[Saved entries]
- - -

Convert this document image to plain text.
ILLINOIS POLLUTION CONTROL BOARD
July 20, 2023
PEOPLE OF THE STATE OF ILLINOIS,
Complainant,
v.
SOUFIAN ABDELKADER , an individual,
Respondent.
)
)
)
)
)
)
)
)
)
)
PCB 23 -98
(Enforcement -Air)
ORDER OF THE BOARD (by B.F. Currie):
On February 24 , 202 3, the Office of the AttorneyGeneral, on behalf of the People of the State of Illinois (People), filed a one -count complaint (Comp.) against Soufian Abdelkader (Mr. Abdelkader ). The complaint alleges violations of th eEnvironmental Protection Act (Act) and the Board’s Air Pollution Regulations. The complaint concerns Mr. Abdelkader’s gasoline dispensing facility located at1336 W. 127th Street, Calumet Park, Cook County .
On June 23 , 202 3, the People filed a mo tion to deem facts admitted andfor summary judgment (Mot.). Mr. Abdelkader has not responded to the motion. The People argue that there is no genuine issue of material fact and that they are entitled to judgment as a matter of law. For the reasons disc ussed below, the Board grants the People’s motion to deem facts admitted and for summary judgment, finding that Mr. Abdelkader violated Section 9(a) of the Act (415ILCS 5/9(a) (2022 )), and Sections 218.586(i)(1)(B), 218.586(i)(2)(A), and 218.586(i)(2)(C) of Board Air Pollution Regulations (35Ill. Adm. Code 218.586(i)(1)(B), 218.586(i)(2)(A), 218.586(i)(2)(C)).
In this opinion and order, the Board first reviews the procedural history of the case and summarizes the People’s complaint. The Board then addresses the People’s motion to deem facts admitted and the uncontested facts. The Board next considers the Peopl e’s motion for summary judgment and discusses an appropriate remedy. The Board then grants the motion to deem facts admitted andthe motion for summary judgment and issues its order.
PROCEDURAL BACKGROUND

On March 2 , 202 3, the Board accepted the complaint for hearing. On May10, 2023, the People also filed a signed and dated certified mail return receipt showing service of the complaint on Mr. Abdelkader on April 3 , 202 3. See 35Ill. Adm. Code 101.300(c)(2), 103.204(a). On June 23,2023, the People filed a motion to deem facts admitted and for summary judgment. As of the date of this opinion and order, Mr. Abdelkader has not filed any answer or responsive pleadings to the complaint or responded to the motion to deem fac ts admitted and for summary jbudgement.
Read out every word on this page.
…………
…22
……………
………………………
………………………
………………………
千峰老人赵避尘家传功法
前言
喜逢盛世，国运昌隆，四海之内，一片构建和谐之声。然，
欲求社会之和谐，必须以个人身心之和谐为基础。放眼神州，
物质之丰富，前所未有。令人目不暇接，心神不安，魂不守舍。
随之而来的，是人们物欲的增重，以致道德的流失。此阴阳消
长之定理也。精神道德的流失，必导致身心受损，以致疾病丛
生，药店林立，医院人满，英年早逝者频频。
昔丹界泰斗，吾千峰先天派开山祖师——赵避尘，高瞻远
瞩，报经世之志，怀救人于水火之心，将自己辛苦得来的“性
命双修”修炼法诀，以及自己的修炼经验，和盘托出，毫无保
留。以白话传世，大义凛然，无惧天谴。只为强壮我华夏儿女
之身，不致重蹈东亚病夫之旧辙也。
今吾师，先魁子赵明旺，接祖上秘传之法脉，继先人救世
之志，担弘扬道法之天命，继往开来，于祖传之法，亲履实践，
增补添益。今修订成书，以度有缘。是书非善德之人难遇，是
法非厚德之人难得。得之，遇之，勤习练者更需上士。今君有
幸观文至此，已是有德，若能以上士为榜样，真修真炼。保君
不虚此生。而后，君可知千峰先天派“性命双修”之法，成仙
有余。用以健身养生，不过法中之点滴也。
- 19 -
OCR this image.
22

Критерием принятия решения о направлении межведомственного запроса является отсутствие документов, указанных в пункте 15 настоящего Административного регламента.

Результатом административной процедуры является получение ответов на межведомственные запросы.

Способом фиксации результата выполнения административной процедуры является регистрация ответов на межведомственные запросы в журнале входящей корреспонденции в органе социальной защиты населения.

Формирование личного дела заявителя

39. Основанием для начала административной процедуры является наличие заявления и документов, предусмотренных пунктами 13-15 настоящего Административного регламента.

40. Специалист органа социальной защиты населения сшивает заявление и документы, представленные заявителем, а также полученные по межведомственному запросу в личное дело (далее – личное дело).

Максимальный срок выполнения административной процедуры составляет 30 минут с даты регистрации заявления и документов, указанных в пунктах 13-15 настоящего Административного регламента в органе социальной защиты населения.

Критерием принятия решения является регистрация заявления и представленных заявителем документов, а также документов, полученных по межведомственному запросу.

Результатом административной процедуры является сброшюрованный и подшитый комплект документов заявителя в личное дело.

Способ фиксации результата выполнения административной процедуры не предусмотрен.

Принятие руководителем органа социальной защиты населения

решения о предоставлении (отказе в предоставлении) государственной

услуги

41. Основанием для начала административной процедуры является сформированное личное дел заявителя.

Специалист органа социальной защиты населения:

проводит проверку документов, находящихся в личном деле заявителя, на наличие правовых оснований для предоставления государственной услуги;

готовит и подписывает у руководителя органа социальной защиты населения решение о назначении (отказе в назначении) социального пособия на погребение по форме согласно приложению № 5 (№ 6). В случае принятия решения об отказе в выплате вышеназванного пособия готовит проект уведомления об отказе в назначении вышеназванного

- - -

INSTRUCTIONS TO FOLLOW: Return all of the entries word for word.

EXERCISE ANSWER:
Convert this document image to plain text.
ILLINOIS POLLUTION CONTROL BOARD
July 20, 2023
PEOPLE OF THE STATE OF ILLINOIS,
Complainant,
v.
SOUFIAN ABDELKADER , an individual,
Respondent.
)
)
)
)
)
)
)
)
)
)
PCB 23 -98
(Enforcement -Air)
ORDER OF THE BOARD (by B.F. Currie):
On February 24 , 202 3, the Office of the AttorneyGeneral, on behalf of the People of the State of Illinois (People), filed a one -count complaint (Comp.) against Soufian Abdelkader (Mr. Abdelkader ). The complaint alleges violations of th eEnvironmental Protection Act (Act) and the Board’s Air Pollution Regulations. The complaint concerns Mr. Abdelkader’s gasoline dispensing facility located at1336 W. 127th Street, Calumet Park, Cook County .
On June 23 , 202 3, the People filed a mo tion to deem facts admitted andfor summary judgment (Mot.). Mr. Abdelkader has not responded to the motion. The People argue that there is no genuine issue of material fact and that they are entitled to judgment as a matter of law. For the reasons disc ussed below, the Board grants the People’s motion to deem facts admitted and for summary judgment, finding that Mr. Abdelkader violated Section 9(a) of the Act (415ILCS 5/9(a) (2022 )), and Sections 218.586(i)(1)(B), 218.586(i)(2)(A), and 218.586(i)(2)(C) of Board Air Pollution Regulations (35Ill. Adm. Code 218.586(i)(1)(B), 218.586(i)(2)(A), 218.586(i)(2)(C)).
In this opinion and order, the Board first reviews the procedural history of the case and summarizes the People’s complaint. The Board then addresses the People’s motion to deem facts admitted and the uncontested facts. The Board next considers the Peopl e’s motion for summary judgment and discusses an appropriate remedy. The Board then grants the motion to deem facts admitted andthe motion for summary judgment and issues its order.
PROCEDURAL BACKGROUND

On March 2 , 202 3, the Board accepted the complaint for hearing. On May10, 2023, the People also filed a signed and dated certified mail return receipt showing service of the complaint on Mr. Abdelkader on April 3 , 202 3. See 35Ill. Adm. Code 101.300(c)(2), 103.204(a). On June 23,2023, the People filed a motion to deem facts admitted and for summary judgment. As of the date of this opinion and order, Mr. Abdelkader has not filed any answer or responsive pleadings to the complaint or responded to the motion to deem fac ts admitted and for summary jbudgement.
Read out every word on this page.
…………
…22
……………
………………………
………………………
………………………
千峰老人赵避尘家传功法
前言
喜逢盛世，国运昌隆，四海之内，一片构建和谐之声。然，
欲求社会之和谐，必须以个人身心之和谐为基础。放眼神州，
物质之丰富，前所未有。令人目不暇接，心神不安，魂不守舍。
随之而来的，是人们物欲的增重，以致道德的流失。此阴阳消
长之定理也。精神道德的流失，必导致身心受损，以致疾病丛
生，药店林立，医院人满，英年早逝者频频。
昔丹界泰斗，吾千峰先天派开山祖师——赵避尘，高瞻远
瞩，报经世之志，怀救人于水火之心，将自己辛苦得来的“性
命双修”修炼法诀，以及自己的修炼经验，和盘托出，毫无保
留。以白话传世，大义凛然，无惧天谴。只为强壮我华夏儿女
之身，不致重蹈东亚病夫之旧辙也。
今吾师，先魁子赵明旺，接祖上秘传之法脉，继先人救世
之志，担弘扬道法之天命，继往开来，于祖传之法，亲履实践，
增补添益。今修订成书，以度有缘。是书非善德之人难遇，是
法非厚德之人难得。得之，遇之，勤习练者更需上士。今君有
幸观文至此，已是有德，若能以上士为榜样，真修真炼。保君
不虚此生。而后，君可知千峰先天派“性命双修”之法，成仙
有余。用以健身养生，不过法中之点滴也。
- 19 -
OCR this image.
22

Критерием принятия решения о направлении межведомственного запроса является отсутствие документов, указанных в пункте 15 настоящего Административного регламента.

Результатом административной процедуры является получение ответов на межведомственные запросы.

Способом фиксации результата выполнения административной процедуры является регистрация ответов на межведомственные запросы в журнале входящей корреспонденции в органе социальной защиты населения.

Формирование личного дела заявителя

39. Основанием для начала административной процедуры является наличие заявления и документов, предусмотренных пунктами 13-15 настоящего Административного регламента.

40. Специалист органа социальной защиты населения сшивает заявление и документы, представленные заявителем, а также полученные по межведомственному запросу в личное дело (далее – личное дело).

Максимальный срок выполнения административной процедуры составляет 30 минут с даты регистрации заявления и документов, указанных в пунктах 13-15 настоящего Административного регламента в органе социальной защиты населения.

Критерием принятия решения является регистрация заявления и представленных заявителем документов, а также документов, полученных по межведомственному запросу.

Результатом административной процедуры является сброшюрованный и подшитый комплект документов заявителя в личное дело.

Способ фиксации результата выполнения административной процедуры не предусмотрен.

Принятие руководителем органа социальной защиты населения

решения о предоставлении (отказе в предоставлении) государственной

услуги

41. Основанием для начала административной процедуры является сформированное личное дел заявителя.

Специалист органа социальной защиты населения:

проводит проверку документов, находящихся в личном деле заявителя, на наличие правовых оснований для предоставления государственной услуги;

готовит и подписывает у руководителя органа социальной защиты населения решение о назначении (отказе в назначении) социального пособия на погребение по форме согласно приложению № 5 (№ 6). В случае принятия решения об отказе в выплате вышеназванного пособия готовит проект уведомления об отказе в назначении вышеназванного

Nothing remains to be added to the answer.